Extracted records:
|---|

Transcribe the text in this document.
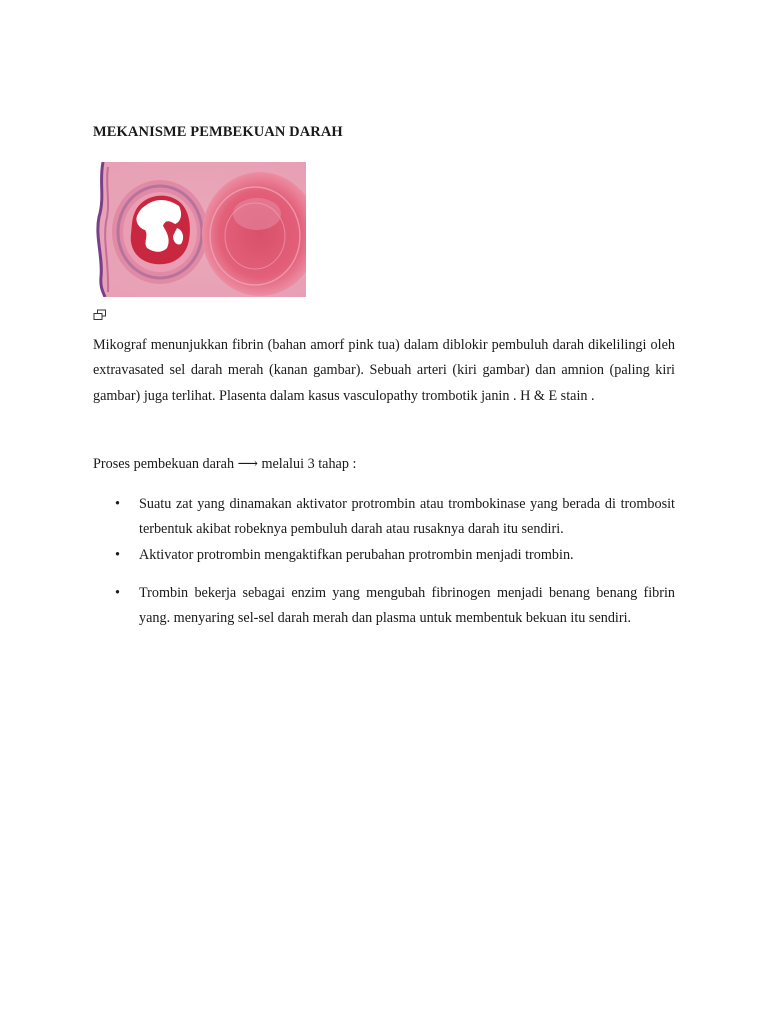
MEKANISME PEMBEKUAN DARAH

Mikograf menunjukkan fibrin (bahan amorf pink tua) dalam diblokir pembuluh darah dikelilingi oleh extravasated sel darah merah (kanan gambar). Sebuah arteri (kiri gambar) dan amnion (paling kiri gambar) juga terlihat. Plasenta dalam kasus vasculopathy trombotik janin . H & E stain .

Proses pembekuan darah ⟶ melalui 3 tahap :

• Suatu zat yang dinamakan aktivator protrombin atau trombokinase yang berada di trombosit terbentuk akibat robeknya pembuluh darah atau rusaknya darah itu sendiri.
• Aktivator protrombin mengaktifkan perubahan protrombin menjadi trombin.
• Trombin bekerja sebagai enzim yang mengubah fibrinogen menjadi benang benang fibrin yang. menyaring sel-sel darah merah dan plasma untuk membentuk bekuan itu sendiri.
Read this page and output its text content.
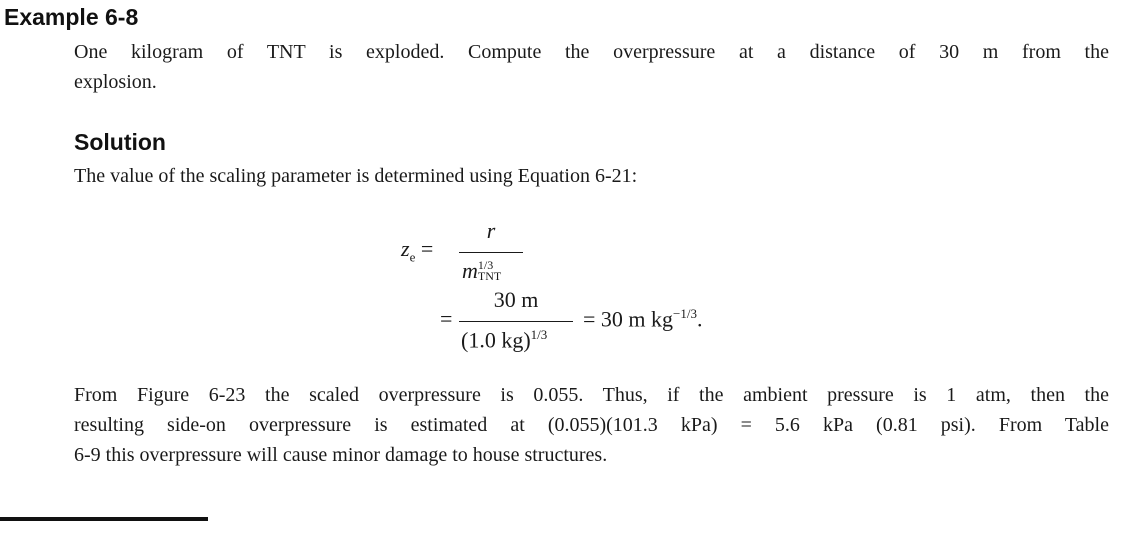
Example 6-8
One kilogram of TNT is exploded. Compute the overpressure at a distance of 30 m from the
explosion.
Solution
The value of the scaling parameter is determined using Equation 6-21:
$z_e$ =
r
m 1/3
TNT
=
30 m
(1.0 kg)$^{1/3}$
= 30 m $kg^{-1/3}$.
From Figure 6-23 the scaled overpressure is 0.055. Thus, if the ambient pressure is 1 atm, then the
resulting side-on overpressure is estimated at (0.055)(101.3 kPa) = 5.6 kPa (0.81 psi). From Table
6-9 this overpressure will cause minor damage to house structures.
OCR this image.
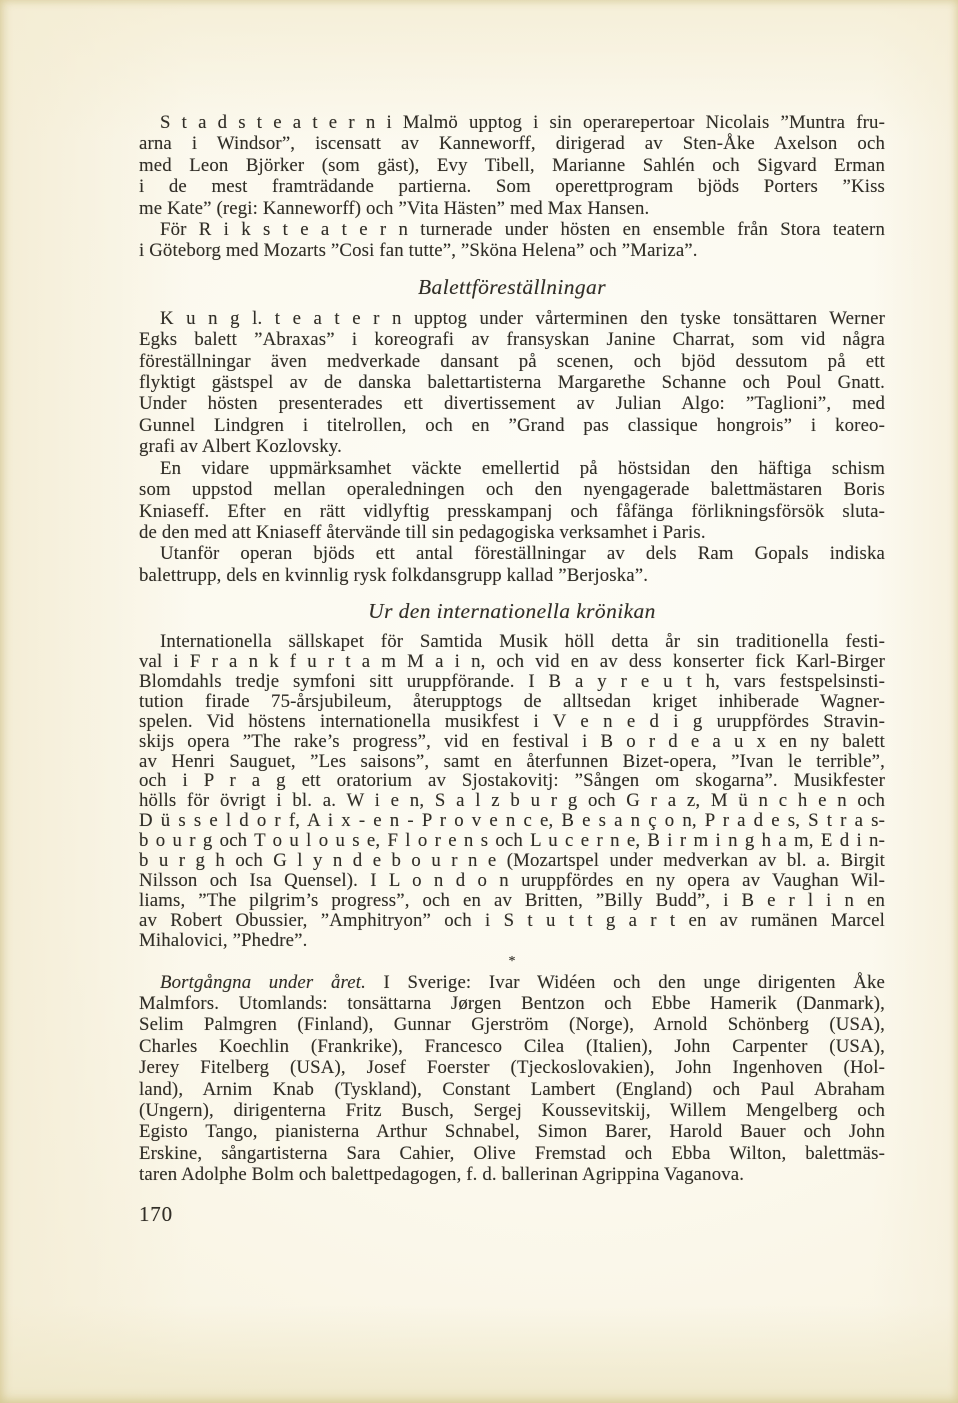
S t a d s t e a t e r n i Malmö upptog i sin operarepertoar Nicolais ”Muntra fru-
arna i Windsor”, iscensatt av Kanneworff, dirigerad av Sten-Åke Axelson och
med Leon Björker (som gäst), Evy Tibell, Marianne Sahlén och Sigvard Erman
i de mest framträdande partierna. Som operettprogram bjöds Porters ”Kiss
me Kate” (regi: Kanneworff) och ”Vita Hästen” med Max Hansen.
För R i k s t e a t e r n turnerade under hösten en ensemble från Stora teatern
i Göteborg med Mozarts ”Cosi fan tutte”, ”Sköna Helena” och ”Mariza”.
Balettföreställningar
K u n g l. t e a t e r n upptog under vårterminen den tyske tonsättaren Werner
Egks balett ”Abraxas” i koreografi av fransyskan Janine Charrat, som vid några
föreställningar även medverkade dansant på scenen, och bjöd dessutom på ett
flyktigt gästspel av de danska balettartisterna Margarethe Schanne och Poul Gnatt.
Under hösten presenterades ett divertissement av Julian Algo: ”Taglioni”, med
Gunnel Lindgren i titelrollen, och en ”Grand pas classique hongrois” i koreo-
grafi av Albert Kozlovsky.
En vidare uppmärksamhet väckte emellertid på höstsidan den häftiga schism
som uppstod mellan operaledningen och den nyengagerade balettmästaren Boris
Kniaseff. Efter en rätt vidlyftig presskampanj och fåfänga förlikningsförsök sluta-
de den med att Kniaseff återvände till sin pedagogiska verksamhet i Paris.
Utanför operan bjöds ett antal föreställningar av dels Ram Gopals indiska
balettrupp, dels en kvinnlig rysk folkdansgrupp kallad ”Berjoska”.
Ur den internationella krönikan
Internationella sällskapet för Samtida Musik höll detta år sin traditionella festi-
val i F r a n k f u r t a m M a i n, och vid en av dess konserter fick Karl-Birger
Blomdahls tredje symfoni sitt uruppförande. I B a y r e u t h, vars festspelsinsti-
tution firade 75-årsjubileum, återupptogs de alltsedan kriget inhiberade Wagner-
spelen. Vid höstens internationella musikfest i V e n e d i g uruppfördes Stravin-
skijs opera ”The rake’s progress”, vid en festival i B o r d e a u x en ny balett
av Henri Sauguet, ”Les saisons”, samt en återfunnen Bizet-opera, ”Ivan le terrible”,
och i P r a g ett oratorium av Sjostakovitj: ”Sången om skogarna”. Musikfester
hölls för övrigt i bl. a. W i e n, S a l z b u r g och G r a z, M ü n c h e n och
D ü s s e l d o r f, A i x - e n - P r o v e n c e, B e s a n ç o n, P r a d e s, S t r a s-
b o u r g och T o u l o u s e, F l o r e n s och L u c e r n e, B i r m i n g h a m, E d i n-
b u r g h och G l y n d e b o u r n e (Mozartspel under medverkan av bl. a. Birgit
Nilsson och Isa Quensel). I L o n d o n uruppfördes en ny opera av Vaughan Wil-
liams, ”The pilgrim’s progress”, och en av Britten, ”Billy Budd”, i B e r l i n en
av Robert Obussier, ”Amphitryon” och i S t u t t g a r t en av rumänen Marcel
Mihalovici, ”Phedre”.
*
Bortgångna under året. I Sverige: Ivar Widéen och den unge dirigenten Åke
Malmfors. Utomlands: tonsättarna Jørgen Bentzon och Ebbe Hamerik (Danmark),
Selim Palmgren (Finland), Gunnar Gjerström (Norge), Arnold Schönberg (USA),
Charles Koechlin (Frankrike), Francesco Cilea (Italien), John Carpenter (USA),
Jerey Fitelberg (USA), Josef Foerster (Tjeckoslovakien), John Ingenhoven (Hol-
land), Arnim Knab (Tyskland), Constant Lambert (England) och Paul Abraham
(Ungern), dirigenterna Fritz Busch, Sergej Koussevitskij, Willem Mengelberg och
Egisto Tango, pianisterna Arthur Schnabel, Simon Barer, Harold Bauer och John
Erskine, sångartisterna Sara Cahier, Olive Fremstad och Ebba Wilton, balettmäs-
taren Adolphe Bolm och balettpedagogen, f. d. ballerinan Agrippina Vaganova.
170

|---|

Every line containing the string "uruppfördes" must be listed.

#### TASK OUTPUT:
spelen. Vid höstens internationella musikfest i V e n e d i g uruppfördes Stravin-
Nilsson och Isa Quensel). I L o n d o n uruppfördes en ny opera av Vaughan Wil-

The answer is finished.